▸ Given task
Output all of the data below exactly as given.

▸ Stored data
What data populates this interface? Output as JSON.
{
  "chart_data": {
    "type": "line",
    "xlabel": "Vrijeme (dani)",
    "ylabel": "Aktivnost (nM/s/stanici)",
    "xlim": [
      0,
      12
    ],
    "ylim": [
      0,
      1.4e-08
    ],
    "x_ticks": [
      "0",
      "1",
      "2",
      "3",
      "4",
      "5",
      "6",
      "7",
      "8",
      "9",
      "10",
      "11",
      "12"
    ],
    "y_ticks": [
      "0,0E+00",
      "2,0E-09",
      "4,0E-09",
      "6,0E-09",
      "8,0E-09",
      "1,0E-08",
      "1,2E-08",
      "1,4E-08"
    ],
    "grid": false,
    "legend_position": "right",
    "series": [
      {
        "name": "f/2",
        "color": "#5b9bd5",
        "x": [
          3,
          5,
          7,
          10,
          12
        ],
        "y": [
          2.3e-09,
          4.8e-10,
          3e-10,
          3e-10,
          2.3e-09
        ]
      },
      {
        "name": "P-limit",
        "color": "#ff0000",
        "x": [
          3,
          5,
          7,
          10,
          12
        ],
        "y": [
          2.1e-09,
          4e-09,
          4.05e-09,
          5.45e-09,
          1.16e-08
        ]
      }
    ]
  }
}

▸ Result
What data populates this interface? Output as JSON.
{
  "chart_data": {
    "type": "line",
    "xlabel": "Vrijeme (dani)",
    "ylabel": "Aktivnost (nM/s/stanici)",
    "xlim": [
      0,
      12
    ],
    "ylim": [
      0,
      1.4e-08
    ],
    "x_ticks": [
      "0",
      "1",
      "2",
      "3",
      "4",
      "5",
      "6",
      "7",
      "8",
      "9",
      "10",
      "11",
      "12"
    ],
    "y_ticks": [
      "0,0E+00",
      "2,0E-09",
      "4,0E-09",
      "6,0E-09",
      "8,0E-09",
      "1,0E-08",
      "1,2E-08",
      "1,4E-08"
    ],
    "grid": false,
    "legend_position": "right",
    "series": [
      {
        "name": "f/2",
        "color": "#5b9bd5",
        "x": [
          3,
          5,
          7,
          10,
          12
        ],
        "y": [
          2.3e-09,
          4.8e-10,
          3e-10,
          3e-10,
          2.3e-09
        ]
      },
      {
        "name": "P-limit",
        "color": "#ff0000",
        "x": [
          3,
          5,
          7,
          10,
          12
        ],
        "y": [
          2.1e-09,
          4e-09,
          4.05e-09,
          5.45e-09,
          1.16e-08
        ]
      }
    ]
  }
}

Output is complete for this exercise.